- DATASET ENTRIES
::::
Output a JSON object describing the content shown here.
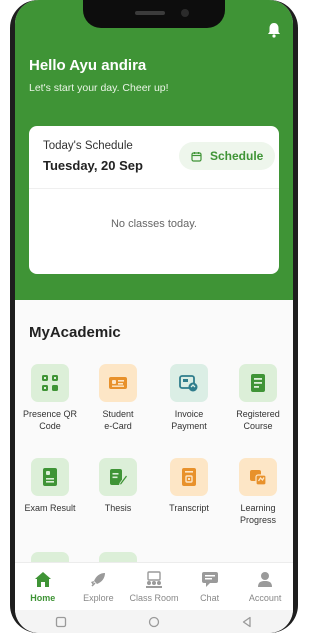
{
  "header": {
    "greeting": "Hello Ayu andira",
    "subtitle": "Let's start your day. Cheer up!"
  },
  "schedule_card": {
    "label": "Today's Schedule",
    "date": "Tuesday, 20 Sep",
    "button_label": "Schedule",
    "empty_message": "No classes today."
  },
  "academic": {
    "title": "MyAcademic",
    "items": [
      {
        "label": "Presence QR\nCode",
        "icon": "qr-code-icon"
      },
      {
        "label": "Student\ne-Card",
        "icon": "id-card-icon"
      },
      {
        "label": "Invoice\nPayment",
        "icon": "invoice-icon"
      },
      {
        "label": "Registered\nCourse",
        "icon": "course-book-icon"
      },
      {
        "label": "Exam Result",
        "icon": "exam-result-icon"
      },
      {
        "label": "Thesis",
        "icon": "thesis-icon"
      },
      {
        "label": "Transcript",
        "icon": "transcript-icon"
      },
      {
        "label": "Learning\nProgress",
        "icon": "learning-progress-icon"
      }
    ]
  },
  "bottom_nav": [
    {
      "label": "Home",
      "icon": "home-icon",
      "active": true
    },
    {
      "label": "Explore",
      "icon": "rocket-icon",
      "active": false
    },
    {
      "label": "Class Room",
      "icon": "classroom-icon",
      "active": false
    },
    {
      "label": "Chat",
      "icon": "chat-icon",
      "active": false
    },
    {
      "label": "Account",
      "icon": "account-icon",
      "active": false
    }
  ],
  "colors": {
    "primary_green": "#3f9436",
    "light_green": "#dcefd8",
    "light_orange": "#fde6c6",
    "orange": "#e8912b"
  }
}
::::
- REQUIREMENT
Omit the pictures. Output every record above word for word.

- COMPLETE OUTPUT
Output a JSON object describing the content shown here.
{
  "header": {
    "greeting": "Hello Ayu andira",
    "subtitle": "Let's start your day. Cheer up!"
  },
  "schedule_card": {
    "label": "Today's Schedule",
    "date": "Tuesday, 20 Sep",
    "button_label": "Schedule",
    "empty_message": "No classes today."
  },
  "academic": {
    "title": "MyAcademic",
    "items": [
      {
        "label": "Presence QR\nCode",
        "icon": "qr-code-icon"
      },
      {
        "label": "Student\ne-Card",
        "icon": "id-card-icon"
      },
      {
        "label": "Invoice\nPayment",
        "icon": "invoice-icon"
      },
      {
        "label": "Registered\nCourse",
        "icon": "course-book-icon"
      },
      {
        "label": "Exam Result",
        "icon": "exam-result-icon"
      },
      {
        "label": "Thesis",
        "icon": "thesis-icon"
      },
      {
        "label": "Transcript",
        "icon": "transcript-icon"
      },
      {
        "label": "Learning\nProgress",
        "icon": "learning-progress-icon"
      }
    ]
  },
  "bottom_nav": [
    {
      "label": "Home",
      "icon": "home-icon",
      "active": true
    },
    {
      "label": "Explore",
      "icon": "rocket-icon",
      "active": false
    },
    {
      "label": "Class Room",
      "icon": "classroom-icon",
      "active": false
    },
    {
      "label": "Chat",
      "icon": "chat-icon",
      "active": false
    },
    {
      "label": "Account",
      "icon": "account-icon",
      "active": false
    }
  ],
  "colors": {
    "primary_green": "#3f9436",
    "light_green": "#dcefd8",
    "light_orange": "#fde6c6",
    "orange": "#e8912b"
  }
}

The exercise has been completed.